=== RECORD SET ===
## Begin

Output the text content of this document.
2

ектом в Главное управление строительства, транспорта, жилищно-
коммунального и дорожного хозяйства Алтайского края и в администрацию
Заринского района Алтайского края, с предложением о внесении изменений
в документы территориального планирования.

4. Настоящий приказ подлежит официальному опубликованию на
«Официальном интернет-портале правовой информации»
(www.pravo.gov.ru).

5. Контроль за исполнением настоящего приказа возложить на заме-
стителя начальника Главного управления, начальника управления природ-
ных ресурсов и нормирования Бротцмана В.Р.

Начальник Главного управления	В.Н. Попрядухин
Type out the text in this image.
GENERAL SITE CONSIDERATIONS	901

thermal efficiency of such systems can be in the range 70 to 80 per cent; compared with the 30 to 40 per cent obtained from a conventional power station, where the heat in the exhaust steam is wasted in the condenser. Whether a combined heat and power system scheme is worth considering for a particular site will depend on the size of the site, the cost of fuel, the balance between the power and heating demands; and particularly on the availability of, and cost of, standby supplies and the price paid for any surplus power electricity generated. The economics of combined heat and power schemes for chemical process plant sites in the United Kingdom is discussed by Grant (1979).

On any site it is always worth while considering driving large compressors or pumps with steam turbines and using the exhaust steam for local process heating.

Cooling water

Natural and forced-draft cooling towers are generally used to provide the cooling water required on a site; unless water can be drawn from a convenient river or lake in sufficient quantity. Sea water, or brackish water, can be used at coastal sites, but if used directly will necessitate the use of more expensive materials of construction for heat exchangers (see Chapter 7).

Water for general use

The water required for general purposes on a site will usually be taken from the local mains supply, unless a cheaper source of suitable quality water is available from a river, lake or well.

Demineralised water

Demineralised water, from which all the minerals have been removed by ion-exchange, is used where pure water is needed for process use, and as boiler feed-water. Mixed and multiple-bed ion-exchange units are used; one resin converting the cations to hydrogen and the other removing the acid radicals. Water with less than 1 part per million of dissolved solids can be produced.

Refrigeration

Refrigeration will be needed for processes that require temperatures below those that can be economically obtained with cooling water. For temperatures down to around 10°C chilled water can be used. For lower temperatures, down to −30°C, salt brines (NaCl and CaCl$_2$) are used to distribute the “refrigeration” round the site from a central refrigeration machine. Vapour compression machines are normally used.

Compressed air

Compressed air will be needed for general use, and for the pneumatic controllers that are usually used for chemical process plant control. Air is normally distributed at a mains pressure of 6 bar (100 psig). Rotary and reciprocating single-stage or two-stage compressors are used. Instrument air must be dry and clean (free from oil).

## End

Filter the entries down to the lines with the word "local" in them.

On any site it is always worth while considering driving large compressors or pumps with steam turbines and using the exhaust steam for local process heating.
The water required for general purposes on a site will usually be taken from the local mains supply, unless a cheaper source of suitable quality water is available from a river, lake or well.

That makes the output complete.